* DIRECTIONS: Where the data below has the string "JSON", return the whole line.

[A block of data]
---+---
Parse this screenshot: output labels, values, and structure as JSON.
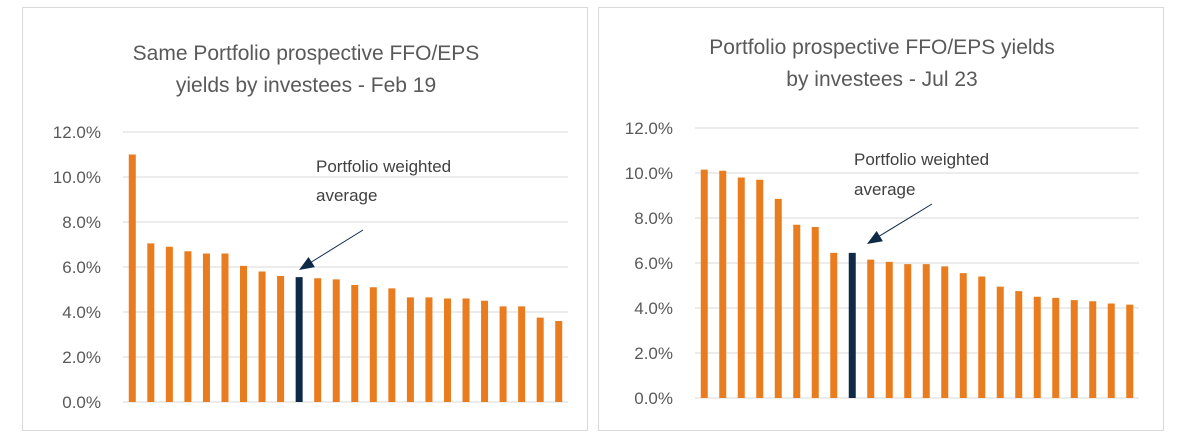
{
  "colors": {
    "bar": "#E87C1E",
    "highlight": "#0F2A47",
    "grid": "#D9D9D9",
    "text": "#595959"
  },
  "chart_data": [
    {
      "type": "bar",
      "title_lines": [
        "Same Portfolio prospective FFO/EPS",
        "yields by investees - Feb 19"
      ],
      "ylim": [
        0,
        12
      ],
      "yticks": [
        0,
        2,
        4,
        6,
        8,
        10,
        12
      ],
      "ytick_labels": [
        "0.0%",
        "2.0%",
        "4.0%",
        "6.0%",
        "8.0%",
        "10.0%",
        "12.0%"
      ],
      "values": [
        11.0,
        7.05,
        6.9,
        6.7,
        6.6,
        6.6,
        6.05,
        5.8,
        5.6,
        5.55,
        5.5,
        5.45,
        5.2,
        5.1,
        5.05,
        4.65,
        4.65,
        4.6,
        4.6,
        4.5,
        4.25,
        4.25,
        3.75,
        3.6
      ],
      "highlight_index": 9,
      "annotation_lines": [
        "Portfolio weighted",
        "average"
      ]
    },
    {
      "type": "bar",
      "title_lines": [
        "Portfolio prospective FFO/EPS yields",
        "by investees - Jul 23"
      ],
      "ylim": [
        0,
        12
      ],
      "yticks": [
        0,
        2,
        4,
        6,
        8,
        10,
        12
      ],
      "ytick_labels": [
        "0.0%",
        "2.0%",
        "4.0%",
        "6.0%",
        "8.0%",
        "10.0%",
        "12.0%"
      ],
      "values": [
        10.15,
        10.1,
        9.8,
        9.7,
        8.85,
        7.7,
        7.6,
        6.45,
        6.45,
        6.15,
        6.05,
        5.95,
        5.95,
        5.85,
        5.55,
        5.4,
        4.95,
        4.75,
        4.5,
        4.45,
        4.35,
        4.3,
        4.2,
        4.15
      ],
      "highlight_index": 8,
      "annotation_lines": [
        "Portfolio weighted",
        "average"
      ]
    }
  ]
}
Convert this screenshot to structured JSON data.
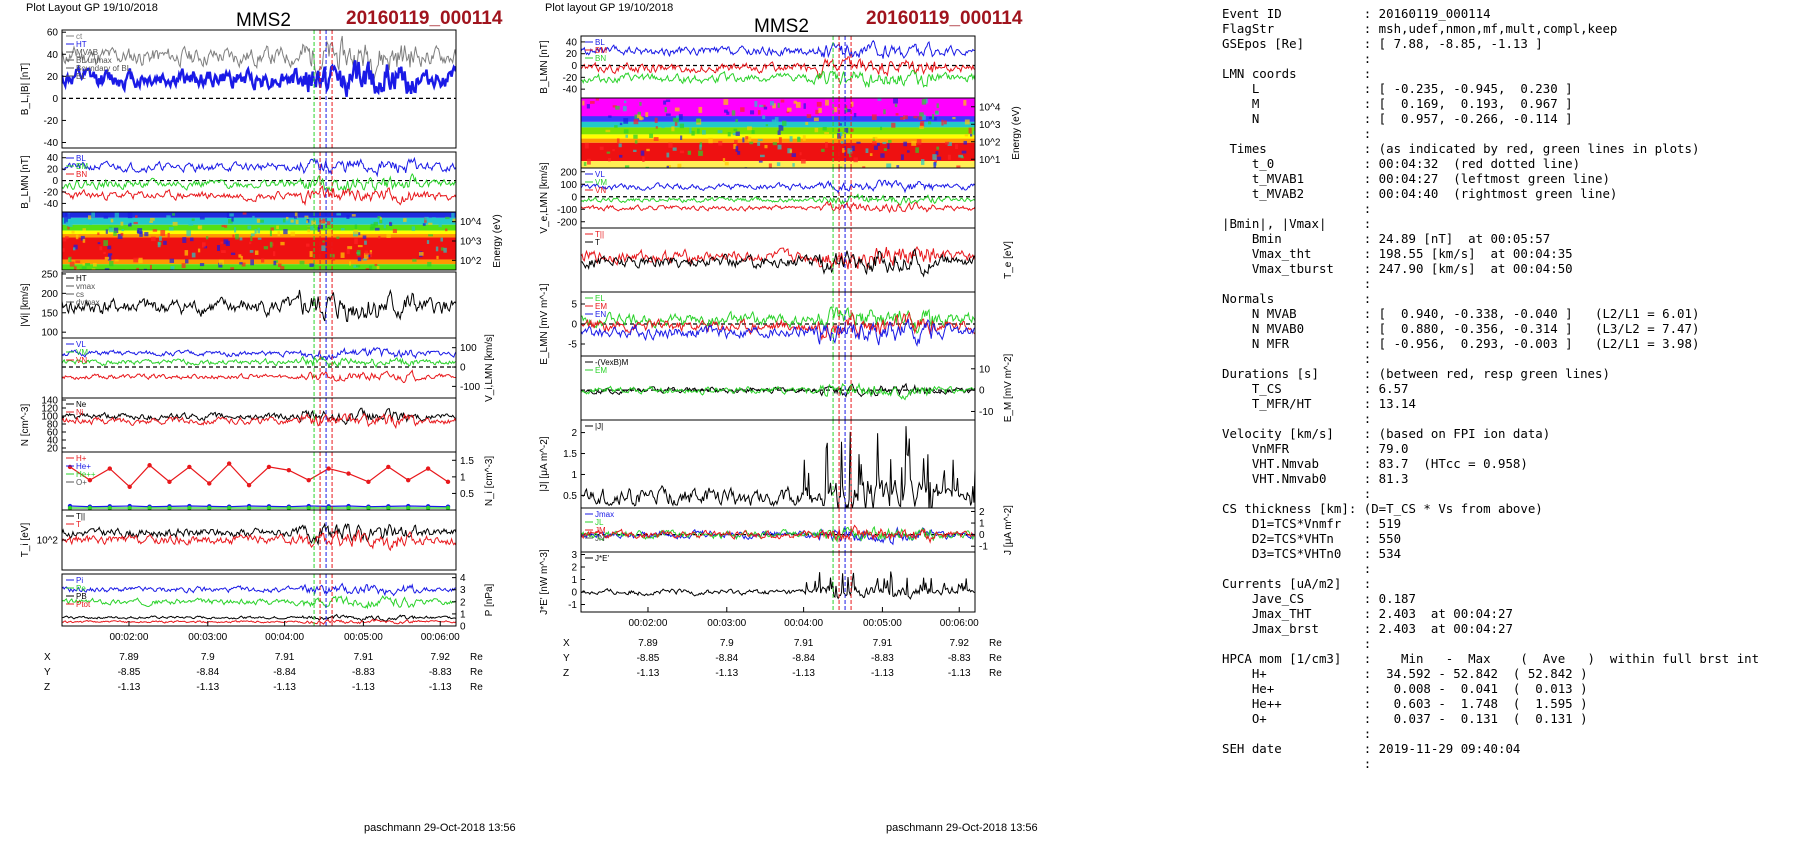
{
  "left": {
    "header": "Plot Layout GP 19/10/2018",
    "title": "MMS2",
    "event": "20160119_000114",
    "footer": "paschmann 29-Oct-2018 13:56",
    "time_ticks": [
      "00:02:00",
      "00:03:00",
      "00:04:00",
      "00:05:00",
      "00:06:00"
    ],
    "coords": {
      "unit": "Re",
      "rows": [
        {
          "name": "X",
          "values": [
            "7.89",
            "7.9",
            "7.91",
            "7.91",
            "7.92"
          ]
        },
        {
          "name": "Y",
          "values": [
            "-8.85",
            "-8.84",
            "-8.84",
            "-8.83",
            "-8.83"
          ]
        },
        {
          "name": "Z",
          "values": [
            "-1.13",
            "-1.13",
            "-1.13",
            "-1.13",
            "-1.13"
          ]
        }
      ]
    }
  },
  "mid": {
    "header": "Plot layout GP 19/10/2018",
    "title": "MMS2",
    "event": "20160119_000114",
    "footer": "paschmann 29-Oct-2018 13:56",
    "time_ticks": [
      "00:02:00",
      "00:03:00",
      "00:04:00",
      "00:05:00",
      "00:06:00"
    ],
    "coords": {
      "unit": "Re",
      "rows": [
        {
          "name": "X",
          "values": [
            "7.89",
            "7.9",
            "7.91",
            "7.91",
            "7.92"
          ]
        },
        {
          "name": "Y",
          "values": [
            "-8.85",
            "-8.84",
            "-8.84",
            "-8.83",
            "-8.83"
          ]
        },
        {
          "name": "Z",
          "values": [
            "-1.13",
            "-1.13",
            "-1.13",
            "-1.13",
            "-1.13"
          ]
        }
      ]
    }
  },
  "colors": {
    "red": "#e8181c",
    "green": "#2ad22a",
    "blue": "#1a1ae6",
    "black": "#000000",
    "gray": "#7f7f7f",
    "magenta": "#ff22ff",
    "event": "#a0141e"
  },
  "summary_lines": [
    "Event ID           : 20160119_000114",
    "FlagStr            : msh,udef,nmon,mf,mult,compl,keep",
    "GSEpos [Re]        : [ 7.88, -8.85, -1.13 ]",
    "                   :",
    "LMN coords         :",
    "    L              : [ -0.235, -0.945,  0.230 ]",
    "    M              : [  0.169,  0.193,  0.967 ]",
    "    N              : [  0.957, -0.266, -0.114 ]",
    "                   :",
    " Times             : (as indicated by red, green lines in plots)",
    "    t_0            : 00:04:32  (red dotted line)",
    "    t_MVAB1        : 00:04:27  (leftmost green line)",
    "    t_MVAB2        : 00:04:40  (rightmost green line)",
    "                   :",
    "|Bmin|, |Vmax|     :",
    "    Bmin           : 24.89 [nT]  at 00:05:57",
    "    Vmax_tht       : 198.55 [km/s]  at 00:04:35",
    "    Vmax_tburst    : 247.90 [km/s]  at 00:04:50",
    "                   :",
    "Normals            :",
    "    N MVAB         : [  0.940, -0.338, -0.040 ]   (L2/L1 = 6.01)",
    "    N MVAB0        : [  0.880, -0.356, -0.314 ]   (L3/L2 = 7.47)",
    "    N MFR          : [ -0.956,  0.293, -0.003 ]   (L2/L1 = 3.98)",
    "                   :",
    "Durations [s]      : (between red, resp green lines)",
    "    T_CS           : 6.57",
    "    T_MFR/HT       : 13.14",
    "                   :",
    "Velocity [km/s]    : (based on FPI ion data)",
    "    VnMFR          : 79.0",
    "    VHT.Nmvab      : 83.7  (HTcc = 0.958)",
    "    VHT.Nmvab0     : 81.3",
    "                   :",
    "CS thickness [km]: (D=T_CS * Vs from above)",
    "    D1=TCS*Vnmfr   : 519",
    "    D2=TCS*VHTn    : 550",
    "    D3=TCS*VHTn0   : 534",
    "                   :",
    "Currents [uA/m2]   :",
    "    Jave_CS        : 0.187",
    "    Jmax_THT       : 2.403  at 00:04:27",
    "    Jmax_brst      : 2.403  at 00:04:27",
    "                   :",
    "HPCA mom [1/cm3]   :    Min   -  Max    (  Ave   )  within full brst int",
    "    H+             :  34.592 - 52.842  ( 52.842 )",
    "    He+            :   0.008 -  0.041  (  0.013 )",
    "    He++           :   0.603 -  1.748  (  1.595 )",
    "    O+             :   0.037 -  0.131  (  0.131 )",
    "                   :",
    "SEH date           : 2019-11-29 09:40:04",
    "                   :"
  ],
  "chart_data": [
    {
      "type": "line",
      "id": "L1",
      "ylabel": "B_L,|B| [nT]",
      "yticks": [
        60,
        40,
        20,
        0,
        -20,
        -40
      ],
      "ylim": [
        -45,
        62
      ],
      "zero_line": true,
      "legend": [
        "ct",
        "HT",
        "MVAB",
        "BL unmax",
        "Boundary of BL",
        "BL"
      ],
      "series": [
        {
          "color": "gray",
          "base": 38,
          "amp": 9,
          "seed": 11,
          "width": 1
        },
        {
          "color": "blue",
          "base": 18,
          "amp": 9,
          "seed": 12,
          "width": 2.4
        }
      ]
    },
    {
      "type": "line",
      "id": "L2",
      "ylabel": "B_LMN [nT]",
      "yticks": [
        40,
        20,
        0,
        -20,
        -40
      ],
      "ylim": [
        -55,
        50
      ],
      "zero_line": true,
      "legend": [
        "BL",
        "BM",
        "BN"
      ],
      "series": [
        {
          "color": "blue",
          "base": 24,
          "amp": 8,
          "seed": 21
        },
        {
          "color": "green",
          "base": -6,
          "amp": 8,
          "seed": 22
        },
        {
          "color": "red",
          "base": -26,
          "amp": 8,
          "seed": 23
        }
      ]
    },
    {
      "type": "heatmap",
      "id": "L3",
      "ylabel": "Energy (eV)",
      "ylabel_side": "right",
      "yticks": [
        "10^4",
        "10^3",
        "10^2"
      ]
    },
    {
      "type": "line",
      "id": "L4",
      "ylabel": "|Vi| [km/s]",
      "yticks": [
        250,
        200,
        150,
        100
      ],
      "ylim": [
        85,
        255
      ],
      "legend": [
        "HT",
        "vmax",
        "cs",
        "dvmax"
      ],
      "series": [
        {
          "color": "black",
          "base": 165,
          "amp": 22,
          "seed": 41
        }
      ]
    },
    {
      "type": "line",
      "id": "L5",
      "ylabel": "V_i,LMN [km/s]",
      "ylabel_side": "right",
      "yticks": [
        100,
        0,
        -100
      ],
      "ylim": [
        -160,
        150
      ],
      "zero_line": true,
      "legend": [
        "VL",
        "VM",
        "VN"
      ],
      "series": [
        {
          "color": "blue",
          "base": 70,
          "amp": 15,
          "seed": 51
        },
        {
          "color": "green",
          "base": 25,
          "amp": 15,
          "seed": 52
        },
        {
          "color": "red",
          "base": -50,
          "amp": 14,
          "seed": 53
        }
      ]
    },
    {
      "type": "line",
      "id": "L6",
      "ylabel": "N [cm^-3]",
      "yticks": [
        140,
        120,
        100,
        80,
        60,
        40,
        20
      ],
      "ylim": [
        10,
        145
      ],
      "legend": [
        "Ne",
        "Ni"
      ],
      "series": [
        {
          "color": "black",
          "base": 98,
          "amp": 9,
          "seed": 61
        },
        {
          "color": "red",
          "base": 88,
          "amp": 9,
          "seed": 62
        }
      ]
    },
    {
      "type": "scatter",
      "id": "L7",
      "ylabel": "N_i [cm^-3]",
      "ylabel_side": "right",
      "yticks": [
        1.5,
        1.0,
        0.5
      ],
      "ylim": [
        0,
        1.75
      ],
      "legend": [
        "H+",
        "He+",
        "He++",
        "O+"
      ],
      "series": [
        {
          "color": "red",
          "values": [
            1.3,
            0.9,
            1.25,
            0.7,
            1.35,
            0.85,
            1.3,
            0.8,
            1.4,
            0.75,
            1.3,
            1.2,
            0.9,
            1.25,
            1.1,
            0.85,
            1.3,
            0.9,
            1.25,
            0.85
          ]
        },
        {
          "color": "blue",
          "values": [
            0.12,
            0.1,
            0.11,
            0.12,
            0.1,
            0.11,
            0.12,
            0.11,
            0.1,
            0.12,
            0.11,
            0.1,
            0.12,
            0.11,
            0.12,
            0.1,
            0.11,
            0.12,
            0.11,
            0.1
          ]
        },
        {
          "color": "green",
          "values": [
            0.06,
            0.06,
            0.06,
            0.06,
            0.06,
            0.06,
            0.06,
            0.06,
            0.06,
            0.06,
            0.06,
            0.06,
            0.06,
            0.06,
            0.06,
            0.06,
            0.06,
            0.06,
            0.06,
            0.06
          ]
        }
      ]
    },
    {
      "type": "line",
      "id": "L8",
      "ylabel": "T_i [eV]",
      "yticks": [
        "10^2"
      ],
      "ylim": [
        0,
        100
      ],
      "legend": [
        "T||",
        "T"
      ],
      "series": [
        {
          "color": "black",
          "base": 62,
          "amp": 8,
          "seed": 81
        },
        {
          "color": "red",
          "base": 50,
          "amp": 8,
          "seed": 82
        }
      ]
    },
    {
      "type": "line",
      "id": "L9",
      "ylabel": "P [nPa]",
      "ylabel_side": "right",
      "yticks": [
        4,
        3,
        2,
        1,
        0
      ],
      "ylim": [
        0,
        4.3
      ],
      "legend": [
        "Pi",
        "Pe",
        "PB",
        "Ptot"
      ],
      "series": [
        {
          "color": "blue",
          "base": 3.0,
          "amp": 0.25,
          "seed": 91
        },
        {
          "color": "green",
          "base": 2.0,
          "amp": 0.25,
          "seed": 92
        },
        {
          "color": "black",
          "base": 0.7,
          "amp": 0.12,
          "seed": 93
        },
        {
          "color": "red",
          "base": 0.35,
          "amp": 0.1,
          "seed": 94
        }
      ]
    },
    {
      "type": "line",
      "id": "M1",
      "ylabel": "B_LMN [nT]",
      "yticks": [
        40,
        20,
        0,
        -20,
        -40
      ],
      "ylim": [
        -55,
        50
      ],
      "zero_line": true,
      "legend": [
        "BL",
        "BM",
        "BN"
      ],
      "series": [
        {
          "color": "blue",
          "base": 24,
          "amp": 8,
          "seed": 111
        },
        {
          "color": "red",
          "base": -4,
          "amp": 8,
          "seed": 112
        },
        {
          "color": "green",
          "base": -22,
          "amp": 8,
          "seed": 113
        }
      ]
    },
    {
      "type": "heatmap",
      "id": "M2",
      "ylabel": "Energy (eV)",
      "ylabel_side": "right",
      "yticks": [
        "10^4",
        "10^3",
        "10^2",
        "10^1"
      ]
    },
    {
      "type": "line",
      "id": "M3",
      "ylabel": "V_e,LMN [km/s]",
      "yticks": [
        200,
        100,
        0,
        -100,
        -200
      ],
      "ylim": [
        -250,
        230
      ],
      "zero_line": true,
      "legend": [
        "VL",
        "VM",
        "VN"
      ],
      "series": [
        {
          "color": "blue",
          "base": 80,
          "amp": 25,
          "seed": 131
        },
        {
          "color": "green",
          "base": -25,
          "amp": 20,
          "seed": 132
        },
        {
          "color": "red",
          "base": -90,
          "amp": 22,
          "seed": 133
        }
      ]
    },
    {
      "type": "line",
      "id": "M4",
      "ylabel": "T_e [eV]",
      "ylabel_side": "right",
      "yticks": [],
      "ylim": [
        0,
        100
      ],
      "legend": [
        "T||",
        "T"
      ],
      "series": [
        {
          "color": "red",
          "base": 55,
          "amp": 10,
          "seed": 141
        },
        {
          "color": "black",
          "base": 48,
          "amp": 10,
          "seed": 142
        }
      ]
    },
    {
      "type": "line",
      "id": "M5",
      "ylabel": "E_LMN [mV m^-1]",
      "yticks": [
        5,
        0,
        -5
      ],
      "ylim": [
        -8,
        8
      ],
      "zero_line": true,
      "legend": [
        "EL",
        "EM",
        "EN"
      ],
      "series": [
        {
          "color": "green",
          "base": 1,
          "amp": 1.6,
          "seed": 151
        },
        {
          "color": "red",
          "base": -0.5,
          "amp": 1.6,
          "seed": 152
        },
        {
          "color": "blue",
          "base": -2,
          "amp": 1.6,
          "seed": 153
        }
      ]
    },
    {
      "type": "line",
      "id": "M6",
      "ylabel": "E_M [mV m^-2]",
      "ylabel_side": "right",
      "yticks": [
        10,
        0,
        -10
      ],
      "ylim": [
        -14,
        16
      ],
      "zero_line": true,
      "legend": [
        "-(VexB)M",
        "EM"
      ],
      "series": [
        {
          "color": "black",
          "base": 0,
          "amp": 1.5,
          "seed": 161
        },
        {
          "color": "green",
          "base": 0,
          "amp": 1.8,
          "seed": 162
        }
      ]
    },
    {
      "type": "line",
      "id": "M7",
      "ylabel": "|J| [μA m^-2]",
      "yticks": [
        2.0,
        1.5,
        1.0,
        0.5
      ],
      "ylim": [
        0.2,
        2.3
      ],
      "legend": [
        "|J|"
      ],
      "series": [
        {
          "color": "black",
          "base": 0.45,
          "amp": 0.22,
          "seed": 171,
          "spiky": true
        }
      ]
    },
    {
      "type": "line",
      "id": "M8",
      "ylabel": "J [μA m^-2]",
      "ylabel_side": "right",
      "yticks": [
        2,
        1,
        0,
        -1
      ],
      "ylim": [
        -1.5,
        2.3
      ],
      "zero_line": true,
      "legend": [
        "Jmax",
        "JL",
        "JM",
        "JN"
      ],
      "series": [
        {
          "color": "blue",
          "base": 0,
          "amp": 0.35,
          "seed": 181
        },
        {
          "color": "green",
          "base": 0,
          "amp": 0.35,
          "seed": 182
        },
        {
          "color": "red",
          "base": 0,
          "amp": 0.35,
          "seed": 183
        }
      ]
    },
    {
      "type": "line",
      "id": "M9",
      "ylabel": "J*E' [nW m^-3]",
      "yticks": [
        3,
        2,
        1,
        0,
        -1
      ],
      "ylim": [
        -1.6,
        3.2
      ],
      "zero_line": false,
      "legend": [
        "J*E'"
      ],
      "series": [
        {
          "color": "black",
          "base": 0,
          "amp": 0.25,
          "seed": 191,
          "spiky": true
        }
      ]
    }
  ]
}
---+---
* WRITTEN RESPONSE:
Parse this screenshot: output labels, values, and structure as JSON.
Convert this screenshot to structured JSON data.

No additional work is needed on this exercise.